**The exercise**
Omit all images. Transcribe the rest of the material below exactly.

**Listed entries**
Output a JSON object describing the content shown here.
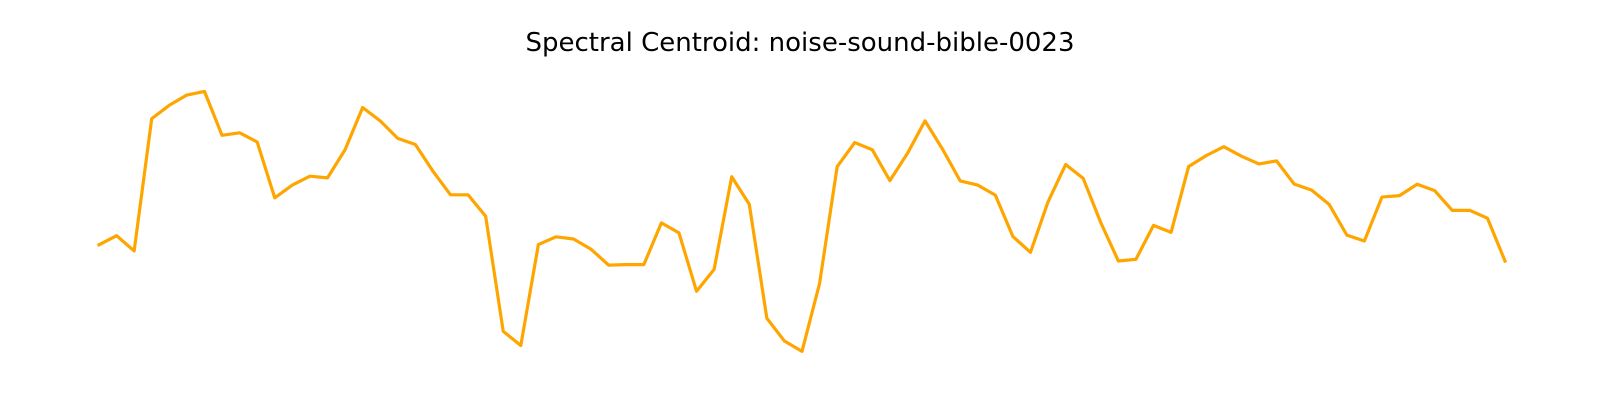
{
  "chart_data": {
    "type": "line",
    "title": "Spectral Centroid: noise-sound-bible-0023",
    "xlabel": "",
    "ylabel": "",
    "axes_visible": false,
    "grid": false,
    "legend": "none",
    "x": [
      0,
      1,
      2,
      3,
      4,
      5,
      6,
      7,
      8,
      9,
      10,
      11,
      12,
      13,
      14,
      15,
      16,
      17,
      18,
      19,
      20,
      21,
      22,
      23,
      24,
      25,
      26,
      27,
      28,
      29,
      30,
      31,
      32,
      33,
      34,
      35,
      36,
      37,
      38,
      39,
      40,
      41,
      42,
      43,
      44,
      45,
      46,
      47,
      48,
      49,
      50,
      51,
      52,
      53,
      54,
      55,
      56,
      57,
      58,
      59,
      60,
      61,
      62,
      63,
      64,
      65,
      66,
      67,
      68,
      69,
      70,
      71,
      72,
      73,
      74,
      75,
      76,
      77,
      78,
      79,
      80
    ],
    "xlim": [
      0,
      80
    ],
    "ylim": [
      0,
      1
    ],
    "series": [
      {
        "color": "#ffa500",
        "values": [
          0.407,
          0.44,
          0.385,
          0.861,
          0.909,
          0.946,
          0.959,
          0.801,
          0.81,
          0.777,
          0.576,
          0.622,
          0.654,
          0.648,
          0.749,
          0.901,
          0.853,
          0.79,
          0.768,
          0.672,
          0.587,
          0.587,
          0.51,
          0.096,
          0.045,
          0.408,
          0.436,
          0.428,
          0.391,
          0.334,
          0.336,
          0.336,
          0.486,
          0.45,
          0.24,
          0.319,
          0.652,
          0.553,
          0.143,
          0.061,
          0.024,
          0.268,
          0.688,
          0.775,
          0.749,
          0.638,
          0.736,
          0.853,
          0.751,
          0.637,
          0.622,
          0.586,
          0.437,
          0.38,
          0.562,
          0.696,
          0.646,
          0.487,
          0.349,
          0.355,
          0.477,
          0.452,
          0.689,
          0.728,
          0.76,
          0.726,
          0.698,
          0.709,
          0.626,
          0.604,
          0.552,
          0.442,
          0.421,
          0.579,
          0.584,
          0.625,
          0.602,
          0.531,
          0.531,
          0.503,
          0.349
        ]
      }
    ]
  }
}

**Output for this task**
Output a JSON object describing the content shown here.
{
  "chart_data": {
    "type": "line",
    "title": "Spectral Centroid: noise-sound-bible-0023",
    "xlabel": "",
    "ylabel": "",
    "axes_visible": false,
    "grid": false,
    "legend": "none",
    "x": [
      0,
      1,
      2,
      3,
      4,
      5,
      6,
      7,
      8,
      9,
      10,
      11,
      12,
      13,
      14,
      15,
      16,
      17,
      18,
      19,
      20,
      21,
      22,
      23,
      24,
      25,
      26,
      27,
      28,
      29,
      30,
      31,
      32,
      33,
      34,
      35,
      36,
      37,
      38,
      39,
      40,
      41,
      42,
      43,
      44,
      45,
      46,
      47,
      48,
      49,
      50,
      51,
      52,
      53,
      54,
      55,
      56,
      57,
      58,
      59,
      60,
      61,
      62,
      63,
      64,
      65,
      66,
      67,
      68,
      69,
      70,
      71,
      72,
      73,
      74,
      75,
      76,
      77,
      78,
      79,
      80
    ],
    "xlim": [
      0,
      80
    ],
    "ylim": [
      0,
      1
    ],
    "series": [
      {
        "color": "#ffa500",
        "values": [
          0.407,
          0.44,
          0.385,
          0.861,
          0.909,
          0.946,
          0.959,
          0.801,
          0.81,
          0.777,
          0.576,
          0.622,
          0.654,
          0.648,
          0.749,
          0.901,
          0.853,
          0.79,
          0.768,
          0.672,
          0.587,
          0.587,
          0.51,
          0.096,
          0.045,
          0.408,
          0.436,
          0.428,
          0.391,
          0.334,
          0.336,
          0.336,
          0.486,
          0.45,
          0.24,
          0.319,
          0.652,
          0.553,
          0.143,
          0.061,
          0.024,
          0.268,
          0.688,
          0.775,
          0.749,
          0.638,
          0.736,
          0.853,
          0.751,
          0.637,
          0.622,
          0.586,
          0.437,
          0.38,
          0.562,
          0.696,
          0.646,
          0.487,
          0.349,
          0.355,
          0.477,
          0.452,
          0.689,
          0.728,
          0.76,
          0.726,
          0.698,
          0.709,
          0.626,
          0.604,
          0.552,
          0.442,
          0.421,
          0.579,
          0.584,
          0.625,
          0.602,
          0.531,
          0.531,
          0.503,
          0.349
        ]
      }
    ]
  }
}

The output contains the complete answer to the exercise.